• [Data section]:
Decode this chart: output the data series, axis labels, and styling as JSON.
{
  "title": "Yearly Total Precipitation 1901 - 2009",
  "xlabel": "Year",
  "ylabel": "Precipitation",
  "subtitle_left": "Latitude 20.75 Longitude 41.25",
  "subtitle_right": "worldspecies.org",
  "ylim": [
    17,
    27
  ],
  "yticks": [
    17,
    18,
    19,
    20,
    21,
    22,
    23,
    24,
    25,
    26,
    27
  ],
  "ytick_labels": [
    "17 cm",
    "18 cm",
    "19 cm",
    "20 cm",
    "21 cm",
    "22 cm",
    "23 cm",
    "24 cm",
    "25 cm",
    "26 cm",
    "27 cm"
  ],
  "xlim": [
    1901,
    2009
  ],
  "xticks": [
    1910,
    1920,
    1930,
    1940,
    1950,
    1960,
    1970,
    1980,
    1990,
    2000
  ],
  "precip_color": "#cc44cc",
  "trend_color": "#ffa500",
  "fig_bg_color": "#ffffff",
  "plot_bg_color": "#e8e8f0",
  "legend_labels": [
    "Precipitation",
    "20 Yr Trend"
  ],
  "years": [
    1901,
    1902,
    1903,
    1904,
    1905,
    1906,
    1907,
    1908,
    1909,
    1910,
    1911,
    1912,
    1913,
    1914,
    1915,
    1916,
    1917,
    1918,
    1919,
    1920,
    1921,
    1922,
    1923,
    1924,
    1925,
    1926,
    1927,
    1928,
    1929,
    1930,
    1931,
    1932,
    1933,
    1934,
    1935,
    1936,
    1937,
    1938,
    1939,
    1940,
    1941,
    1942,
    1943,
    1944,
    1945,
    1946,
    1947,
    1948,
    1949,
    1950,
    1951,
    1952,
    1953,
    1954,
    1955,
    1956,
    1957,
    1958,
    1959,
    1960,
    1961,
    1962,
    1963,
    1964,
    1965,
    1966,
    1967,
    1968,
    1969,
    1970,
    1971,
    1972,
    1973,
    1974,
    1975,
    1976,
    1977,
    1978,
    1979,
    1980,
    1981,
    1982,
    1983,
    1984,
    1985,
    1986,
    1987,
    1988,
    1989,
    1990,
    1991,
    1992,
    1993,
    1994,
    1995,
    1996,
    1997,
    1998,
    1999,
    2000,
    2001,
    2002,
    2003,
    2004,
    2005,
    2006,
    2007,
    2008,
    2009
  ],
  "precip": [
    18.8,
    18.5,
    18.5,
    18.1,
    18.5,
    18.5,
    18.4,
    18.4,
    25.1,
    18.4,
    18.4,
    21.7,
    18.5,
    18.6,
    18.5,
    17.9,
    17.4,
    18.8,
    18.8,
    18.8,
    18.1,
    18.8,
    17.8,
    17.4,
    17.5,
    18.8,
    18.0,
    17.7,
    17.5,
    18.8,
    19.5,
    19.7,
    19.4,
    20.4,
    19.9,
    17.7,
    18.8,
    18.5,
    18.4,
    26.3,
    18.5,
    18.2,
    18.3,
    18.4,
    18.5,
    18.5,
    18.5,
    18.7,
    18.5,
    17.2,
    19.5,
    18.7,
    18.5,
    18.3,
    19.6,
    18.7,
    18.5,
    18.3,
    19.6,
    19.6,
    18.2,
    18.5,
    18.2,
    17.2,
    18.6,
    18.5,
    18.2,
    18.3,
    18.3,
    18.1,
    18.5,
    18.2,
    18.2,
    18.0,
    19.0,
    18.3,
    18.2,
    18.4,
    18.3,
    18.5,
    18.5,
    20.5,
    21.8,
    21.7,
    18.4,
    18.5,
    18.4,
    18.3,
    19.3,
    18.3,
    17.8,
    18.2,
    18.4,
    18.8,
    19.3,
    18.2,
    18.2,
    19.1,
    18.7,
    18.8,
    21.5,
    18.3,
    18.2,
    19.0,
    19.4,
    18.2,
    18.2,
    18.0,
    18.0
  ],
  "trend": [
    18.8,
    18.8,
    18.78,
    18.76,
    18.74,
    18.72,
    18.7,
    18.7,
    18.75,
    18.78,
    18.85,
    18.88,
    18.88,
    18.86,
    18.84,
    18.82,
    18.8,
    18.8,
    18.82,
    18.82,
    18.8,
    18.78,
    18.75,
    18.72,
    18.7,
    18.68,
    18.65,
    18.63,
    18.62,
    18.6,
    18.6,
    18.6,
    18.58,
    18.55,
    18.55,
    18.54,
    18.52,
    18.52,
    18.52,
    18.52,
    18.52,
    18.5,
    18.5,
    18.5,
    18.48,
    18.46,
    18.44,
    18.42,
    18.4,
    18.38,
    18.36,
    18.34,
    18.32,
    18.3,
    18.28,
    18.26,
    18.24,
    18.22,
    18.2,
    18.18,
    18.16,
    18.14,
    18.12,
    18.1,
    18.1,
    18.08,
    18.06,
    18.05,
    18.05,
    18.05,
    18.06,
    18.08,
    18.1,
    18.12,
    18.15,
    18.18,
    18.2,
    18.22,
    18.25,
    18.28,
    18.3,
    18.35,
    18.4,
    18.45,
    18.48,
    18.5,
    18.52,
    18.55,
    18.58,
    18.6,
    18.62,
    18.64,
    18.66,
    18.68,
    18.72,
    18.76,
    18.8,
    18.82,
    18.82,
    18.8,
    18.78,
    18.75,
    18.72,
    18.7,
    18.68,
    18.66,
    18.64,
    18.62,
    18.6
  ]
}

• [Your task]:
Output all of the data again. Match it exactly.

• [Solution for this problem]:
Decode this chart: output the data series, axis labels, and styling as JSON.
{
  "title": "Yearly Total Precipitation 1901 - 2009",
  "xlabel": "Year",
  "ylabel": "Precipitation",
  "subtitle_left": "Latitude 20.75 Longitude 41.25",
  "subtitle_right": "worldspecies.org",
  "ylim": [
    17,
    27
  ],
  "yticks": [
    17,
    18,
    19,
    20,
    21,
    22,
    23,
    24,
    25,
    26,
    27
  ],
  "ytick_labels": [
    "17 cm",
    "18 cm",
    "19 cm",
    "20 cm",
    "21 cm",
    "22 cm",
    "23 cm",
    "24 cm",
    "25 cm",
    "26 cm",
    "27 cm"
  ],
  "xlim": [
    1901,
    2009
  ],
  "xticks": [
    1910,
    1920,
    1930,
    1940,
    1950,
    1960,
    1970,
    1980,
    1990,
    2000
  ],
  "precip_color": "#cc44cc",
  "trend_color": "#ffa500",
  "fig_bg_color": "#ffffff",
  "plot_bg_color": "#e8e8f0",
  "legend_labels": [
    "Precipitation",
    "20 Yr Trend"
  ],
  "years": [
    1901,
    1902,
    1903,
    1904,
    1905,
    1906,
    1907,
    1908,
    1909,
    1910,
    1911,
    1912,
    1913,
    1914,
    1915,
    1916,
    1917,
    1918,
    1919,
    1920,
    1921,
    1922,
    1923,
    1924,
    1925,
    1926,
    1927,
    1928,
    1929,
    1930,
    1931,
    1932,
    1933,
    1934,
    1935,
    1936,
    1937,
    1938,
    1939,
    1940,
    1941,
    1942,
    1943,
    1944,
    1945,
    1946,
    1947,
    1948,
    1949,
    1950,
    1951,
    1952,
    1953,
    1954,
    1955,
    1956,
    1957,
    1958,
    1959,
    1960,
    1961,
    1962,
    1963,
    1964,
    1965,
    1966,
    1967,
    1968,
    1969,
    1970,
    1971,
    1972,
    1973,
    1974,
    1975,
    1976,
    1977,
    1978,
    1979,
    1980,
    1981,
    1982,
    1983,
    1984,
    1985,
    1986,
    1987,
    1988,
    1989,
    1990,
    1991,
    1992,
    1993,
    1994,
    1995,
    1996,
    1997,
    1998,
    1999,
    2000,
    2001,
    2002,
    2003,
    2004,
    2005,
    2006,
    2007,
    2008,
    2009
  ],
  "precip": [
    18.8,
    18.5,
    18.5,
    18.1,
    18.5,
    18.5,
    18.4,
    18.4,
    25.1,
    18.4,
    18.4,
    21.7,
    18.5,
    18.6,
    18.5,
    17.9,
    17.4,
    18.8,
    18.8,
    18.8,
    18.1,
    18.8,
    17.8,
    17.4,
    17.5,
    18.8,
    18.0,
    17.7,
    17.5,
    18.8,
    19.5,
    19.7,
    19.4,
    20.4,
    19.9,
    17.7,
    18.8,
    18.5,
    18.4,
    26.3,
    18.5,
    18.2,
    18.3,
    18.4,
    18.5,
    18.5,
    18.5,
    18.7,
    18.5,
    17.2,
    19.5,
    18.7,
    18.5,
    18.3,
    19.6,
    18.7,
    18.5,
    18.3,
    19.6,
    19.6,
    18.2,
    18.5,
    18.2,
    17.2,
    18.6,
    18.5,
    18.2,
    18.3,
    18.3,
    18.1,
    18.5,
    18.2,
    18.2,
    18.0,
    19.0,
    18.3,
    18.2,
    18.4,
    18.3,
    18.5,
    18.5,
    20.5,
    21.8,
    21.7,
    18.4,
    18.5,
    18.4,
    18.3,
    19.3,
    18.3,
    17.8,
    18.2,
    18.4,
    18.8,
    19.3,
    18.2,
    18.2,
    19.1,
    18.7,
    18.8,
    21.5,
    18.3,
    18.2,
    19.0,
    19.4,
    18.2,
    18.2,
    18.0,
    18.0
  ],
  "trend": [
    18.8,
    18.8,
    18.78,
    18.76,
    18.74,
    18.72,
    18.7,
    18.7,
    18.75,
    18.78,
    18.85,
    18.88,
    18.88,
    18.86,
    18.84,
    18.82,
    18.8,
    18.8,
    18.82,
    18.82,
    18.8,
    18.78,
    18.75,
    18.72,
    18.7,
    18.68,
    18.65,
    18.63,
    18.62,
    18.6,
    18.6,
    18.6,
    18.58,
    18.55,
    18.55,
    18.54,
    18.52,
    18.52,
    18.52,
    18.52,
    18.52,
    18.5,
    18.5,
    18.5,
    18.48,
    18.46,
    18.44,
    18.42,
    18.4,
    18.38,
    18.36,
    18.34,
    18.32,
    18.3,
    18.28,
    18.26,
    18.24,
    18.22,
    18.2,
    18.18,
    18.16,
    18.14,
    18.12,
    18.1,
    18.1,
    18.08,
    18.06,
    18.05,
    18.05,
    18.05,
    18.06,
    18.08,
    18.1,
    18.12,
    18.15,
    18.18,
    18.2,
    18.22,
    18.25,
    18.28,
    18.3,
    18.35,
    18.4,
    18.45,
    18.48,
    18.5,
    18.52,
    18.55,
    18.58,
    18.6,
    18.62,
    18.64,
    18.66,
    18.68,
    18.72,
    18.76,
    18.8,
    18.82,
    18.82,
    18.8,
    18.78,
    18.75,
    18.72,
    18.7,
    18.68,
    18.66,
    18.64,
    18.62,
    18.6
  ]
}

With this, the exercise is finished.